BEGIN RECORDS SHOWN

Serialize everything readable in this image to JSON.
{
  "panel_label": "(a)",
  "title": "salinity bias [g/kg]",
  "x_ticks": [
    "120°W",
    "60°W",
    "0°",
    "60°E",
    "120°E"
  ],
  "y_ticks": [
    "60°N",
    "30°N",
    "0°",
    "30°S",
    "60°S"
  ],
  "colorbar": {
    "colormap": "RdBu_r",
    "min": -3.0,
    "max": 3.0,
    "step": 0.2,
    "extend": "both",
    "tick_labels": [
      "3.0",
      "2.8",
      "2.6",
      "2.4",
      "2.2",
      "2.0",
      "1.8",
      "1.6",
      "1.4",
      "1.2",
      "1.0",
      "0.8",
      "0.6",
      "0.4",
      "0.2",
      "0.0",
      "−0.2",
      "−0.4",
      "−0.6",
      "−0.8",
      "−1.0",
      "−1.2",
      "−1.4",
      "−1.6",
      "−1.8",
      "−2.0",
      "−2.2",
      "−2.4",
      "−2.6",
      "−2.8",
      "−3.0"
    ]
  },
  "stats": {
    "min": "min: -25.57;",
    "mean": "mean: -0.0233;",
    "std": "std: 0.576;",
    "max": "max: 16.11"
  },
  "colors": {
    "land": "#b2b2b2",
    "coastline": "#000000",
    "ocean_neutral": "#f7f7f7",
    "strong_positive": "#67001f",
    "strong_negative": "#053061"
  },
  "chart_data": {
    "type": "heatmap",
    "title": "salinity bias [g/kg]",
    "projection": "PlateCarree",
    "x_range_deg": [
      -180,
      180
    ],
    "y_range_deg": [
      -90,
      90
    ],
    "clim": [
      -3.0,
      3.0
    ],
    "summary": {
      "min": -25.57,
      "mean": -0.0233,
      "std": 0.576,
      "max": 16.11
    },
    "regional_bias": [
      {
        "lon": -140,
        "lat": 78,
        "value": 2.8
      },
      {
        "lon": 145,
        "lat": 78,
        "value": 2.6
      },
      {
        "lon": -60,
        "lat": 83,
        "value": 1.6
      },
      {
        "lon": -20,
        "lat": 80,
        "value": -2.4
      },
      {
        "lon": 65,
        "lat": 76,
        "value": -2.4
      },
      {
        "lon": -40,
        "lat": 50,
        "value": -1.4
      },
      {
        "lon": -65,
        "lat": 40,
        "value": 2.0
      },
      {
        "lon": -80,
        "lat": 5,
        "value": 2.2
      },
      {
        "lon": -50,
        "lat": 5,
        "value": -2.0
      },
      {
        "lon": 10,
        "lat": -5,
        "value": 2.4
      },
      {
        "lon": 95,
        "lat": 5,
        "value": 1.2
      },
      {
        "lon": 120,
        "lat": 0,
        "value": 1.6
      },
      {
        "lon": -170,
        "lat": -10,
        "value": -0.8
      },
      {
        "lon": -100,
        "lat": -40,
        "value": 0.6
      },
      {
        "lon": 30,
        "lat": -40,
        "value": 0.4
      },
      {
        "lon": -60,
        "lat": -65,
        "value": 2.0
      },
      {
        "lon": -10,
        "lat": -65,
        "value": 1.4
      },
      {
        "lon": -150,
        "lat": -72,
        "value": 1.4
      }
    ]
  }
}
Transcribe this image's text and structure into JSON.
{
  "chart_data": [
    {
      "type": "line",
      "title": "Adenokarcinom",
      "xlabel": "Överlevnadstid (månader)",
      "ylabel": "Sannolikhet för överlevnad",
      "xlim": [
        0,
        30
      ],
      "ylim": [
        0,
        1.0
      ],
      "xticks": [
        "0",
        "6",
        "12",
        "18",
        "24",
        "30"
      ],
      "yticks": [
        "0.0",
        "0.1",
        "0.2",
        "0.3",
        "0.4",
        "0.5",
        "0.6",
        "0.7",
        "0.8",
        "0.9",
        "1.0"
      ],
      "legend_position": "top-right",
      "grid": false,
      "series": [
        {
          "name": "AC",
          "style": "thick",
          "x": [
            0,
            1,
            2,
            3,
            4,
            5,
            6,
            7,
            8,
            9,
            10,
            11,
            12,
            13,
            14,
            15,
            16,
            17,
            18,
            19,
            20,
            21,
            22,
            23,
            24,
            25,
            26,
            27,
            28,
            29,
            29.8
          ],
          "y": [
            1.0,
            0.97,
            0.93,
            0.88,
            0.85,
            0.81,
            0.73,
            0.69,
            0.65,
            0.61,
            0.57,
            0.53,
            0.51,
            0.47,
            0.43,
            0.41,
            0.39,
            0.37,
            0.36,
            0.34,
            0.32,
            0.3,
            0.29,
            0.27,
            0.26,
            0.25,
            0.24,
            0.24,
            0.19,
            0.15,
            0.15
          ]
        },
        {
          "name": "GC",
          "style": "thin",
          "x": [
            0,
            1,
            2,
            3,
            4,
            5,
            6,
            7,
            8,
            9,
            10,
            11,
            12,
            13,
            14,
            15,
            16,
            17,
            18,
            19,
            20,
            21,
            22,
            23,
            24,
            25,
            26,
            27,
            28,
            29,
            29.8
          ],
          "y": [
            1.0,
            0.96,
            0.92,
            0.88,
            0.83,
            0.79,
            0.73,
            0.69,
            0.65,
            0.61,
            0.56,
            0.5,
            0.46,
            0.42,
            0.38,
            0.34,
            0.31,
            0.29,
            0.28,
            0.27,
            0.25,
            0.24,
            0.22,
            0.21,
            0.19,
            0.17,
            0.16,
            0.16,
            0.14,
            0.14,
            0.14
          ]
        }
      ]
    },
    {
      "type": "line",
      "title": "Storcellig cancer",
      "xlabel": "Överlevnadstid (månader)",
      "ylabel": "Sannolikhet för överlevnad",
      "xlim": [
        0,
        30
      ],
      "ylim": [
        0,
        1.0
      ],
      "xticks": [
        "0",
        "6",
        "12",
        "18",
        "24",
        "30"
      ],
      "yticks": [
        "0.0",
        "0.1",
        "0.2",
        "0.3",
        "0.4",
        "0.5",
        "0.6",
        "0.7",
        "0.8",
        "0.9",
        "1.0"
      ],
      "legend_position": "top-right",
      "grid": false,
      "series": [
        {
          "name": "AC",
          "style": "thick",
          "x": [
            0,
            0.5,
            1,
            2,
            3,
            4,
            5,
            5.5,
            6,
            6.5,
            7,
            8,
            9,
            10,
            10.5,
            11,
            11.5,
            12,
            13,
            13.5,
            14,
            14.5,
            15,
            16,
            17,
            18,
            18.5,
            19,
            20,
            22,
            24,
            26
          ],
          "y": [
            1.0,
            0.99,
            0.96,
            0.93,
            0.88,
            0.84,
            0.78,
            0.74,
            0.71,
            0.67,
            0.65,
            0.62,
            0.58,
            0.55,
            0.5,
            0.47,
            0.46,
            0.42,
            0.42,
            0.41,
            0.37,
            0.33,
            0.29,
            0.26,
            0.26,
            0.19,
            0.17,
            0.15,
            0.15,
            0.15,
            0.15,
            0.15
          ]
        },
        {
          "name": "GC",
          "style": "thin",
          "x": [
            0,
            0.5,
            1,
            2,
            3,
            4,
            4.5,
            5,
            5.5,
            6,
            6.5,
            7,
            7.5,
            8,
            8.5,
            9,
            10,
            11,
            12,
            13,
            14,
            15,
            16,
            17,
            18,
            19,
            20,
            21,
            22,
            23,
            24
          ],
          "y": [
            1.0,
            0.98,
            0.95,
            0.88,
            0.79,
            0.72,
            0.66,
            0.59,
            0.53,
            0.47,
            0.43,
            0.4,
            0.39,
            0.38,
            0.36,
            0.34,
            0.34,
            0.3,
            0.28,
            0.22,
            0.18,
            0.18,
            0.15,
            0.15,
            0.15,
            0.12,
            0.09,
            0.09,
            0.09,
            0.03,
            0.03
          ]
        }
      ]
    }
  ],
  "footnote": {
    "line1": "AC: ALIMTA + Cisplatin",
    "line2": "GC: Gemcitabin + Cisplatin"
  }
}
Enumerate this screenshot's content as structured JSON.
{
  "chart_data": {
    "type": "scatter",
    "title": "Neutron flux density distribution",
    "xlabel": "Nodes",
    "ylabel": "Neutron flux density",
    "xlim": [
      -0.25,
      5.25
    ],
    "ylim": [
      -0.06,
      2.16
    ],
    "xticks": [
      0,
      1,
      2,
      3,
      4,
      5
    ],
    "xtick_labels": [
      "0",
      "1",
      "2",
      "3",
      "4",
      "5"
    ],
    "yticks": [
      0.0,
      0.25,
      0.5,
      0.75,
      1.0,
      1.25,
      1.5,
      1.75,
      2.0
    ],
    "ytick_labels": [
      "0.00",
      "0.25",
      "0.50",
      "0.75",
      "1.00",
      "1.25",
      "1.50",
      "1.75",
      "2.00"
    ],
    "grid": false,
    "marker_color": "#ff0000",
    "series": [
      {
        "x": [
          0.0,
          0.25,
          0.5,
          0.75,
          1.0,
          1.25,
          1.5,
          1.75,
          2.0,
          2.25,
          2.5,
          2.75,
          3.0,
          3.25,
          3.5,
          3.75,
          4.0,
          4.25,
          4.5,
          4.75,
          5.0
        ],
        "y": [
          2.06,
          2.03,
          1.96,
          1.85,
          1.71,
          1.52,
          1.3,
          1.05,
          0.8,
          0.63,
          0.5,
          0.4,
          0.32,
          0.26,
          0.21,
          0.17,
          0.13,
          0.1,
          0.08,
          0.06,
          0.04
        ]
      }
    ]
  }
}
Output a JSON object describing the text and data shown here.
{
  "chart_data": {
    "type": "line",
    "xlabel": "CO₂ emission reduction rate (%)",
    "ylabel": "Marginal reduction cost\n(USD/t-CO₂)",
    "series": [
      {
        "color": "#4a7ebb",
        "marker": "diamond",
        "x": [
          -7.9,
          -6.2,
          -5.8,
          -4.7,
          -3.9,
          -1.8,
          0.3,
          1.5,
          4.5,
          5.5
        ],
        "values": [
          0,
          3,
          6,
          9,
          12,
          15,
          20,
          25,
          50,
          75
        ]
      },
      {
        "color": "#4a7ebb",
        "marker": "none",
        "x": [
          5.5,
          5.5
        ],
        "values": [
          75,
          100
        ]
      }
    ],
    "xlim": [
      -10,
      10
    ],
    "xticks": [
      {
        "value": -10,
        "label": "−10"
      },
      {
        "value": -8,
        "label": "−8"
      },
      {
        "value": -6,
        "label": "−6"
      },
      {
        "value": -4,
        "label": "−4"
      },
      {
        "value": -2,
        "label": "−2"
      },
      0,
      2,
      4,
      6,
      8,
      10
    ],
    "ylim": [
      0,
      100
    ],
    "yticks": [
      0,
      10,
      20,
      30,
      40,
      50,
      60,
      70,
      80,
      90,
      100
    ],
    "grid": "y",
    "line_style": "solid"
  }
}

END RECORDS SHOWN

▸ **REQUIREMENTS**: Find and count the lines of the data that include the string "ylabel", and report that figure by itself.

▸ **RESPONSE TO THE EXERCISE**: 4